**Objective:** Without omitting anything, retype the data that follows.
---*---
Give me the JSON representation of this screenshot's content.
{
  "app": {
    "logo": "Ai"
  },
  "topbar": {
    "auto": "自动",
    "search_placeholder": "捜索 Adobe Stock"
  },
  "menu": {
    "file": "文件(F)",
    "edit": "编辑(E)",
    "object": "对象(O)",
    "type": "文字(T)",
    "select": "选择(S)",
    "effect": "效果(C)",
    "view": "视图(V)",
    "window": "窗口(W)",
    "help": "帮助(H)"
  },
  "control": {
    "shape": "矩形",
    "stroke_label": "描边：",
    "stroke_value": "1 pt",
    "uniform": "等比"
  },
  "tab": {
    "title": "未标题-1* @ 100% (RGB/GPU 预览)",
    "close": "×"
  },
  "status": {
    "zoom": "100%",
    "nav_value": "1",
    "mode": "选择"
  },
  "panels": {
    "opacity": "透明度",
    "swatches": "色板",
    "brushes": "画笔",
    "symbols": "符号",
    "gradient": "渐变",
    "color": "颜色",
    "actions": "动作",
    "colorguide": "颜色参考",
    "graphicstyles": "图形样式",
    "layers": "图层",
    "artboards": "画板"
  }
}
---*---
**Expected answer:**
Give me the JSON representation of this screenshot's content.
{
  "app": {
    "logo": "Ai"
  },
  "topbar": {
    "auto": "自动",
    "search_placeholder": "捜索 Adobe Stock"
  },
  "menu": {
    "file": "文件(F)",
    "edit": "编辑(E)",
    "object": "对象(O)",
    "type": "文字(T)",
    "select": "选择(S)",
    "effect": "效果(C)",
    "view": "视图(V)",
    "window": "窗口(W)",
    "help": "帮助(H)"
  },
  "control": {
    "shape": "矩形",
    "stroke_label": "描边：",
    "stroke_value": "1 pt",
    "uniform": "等比"
  },
  "tab": {
    "title": "未标题-1* @ 100% (RGB/GPU 预览)",
    "close": "×"
  },
  "status": {
    "zoom": "100%",
    "nav_value": "1",
    "mode": "选择"
  },
  "panels": {
    "opacity": "透明度",
    "swatches": "色板",
    "brushes": "画笔",
    "symbols": "符号",
    "gradient": "渐变",
    "color": "颜色",
    "actions": "动作",
    "colorguide": "颜色参考",
    "graphicstyles": "图形样式",
    "layers": "图层",
    "artboards": "画板"
  }
}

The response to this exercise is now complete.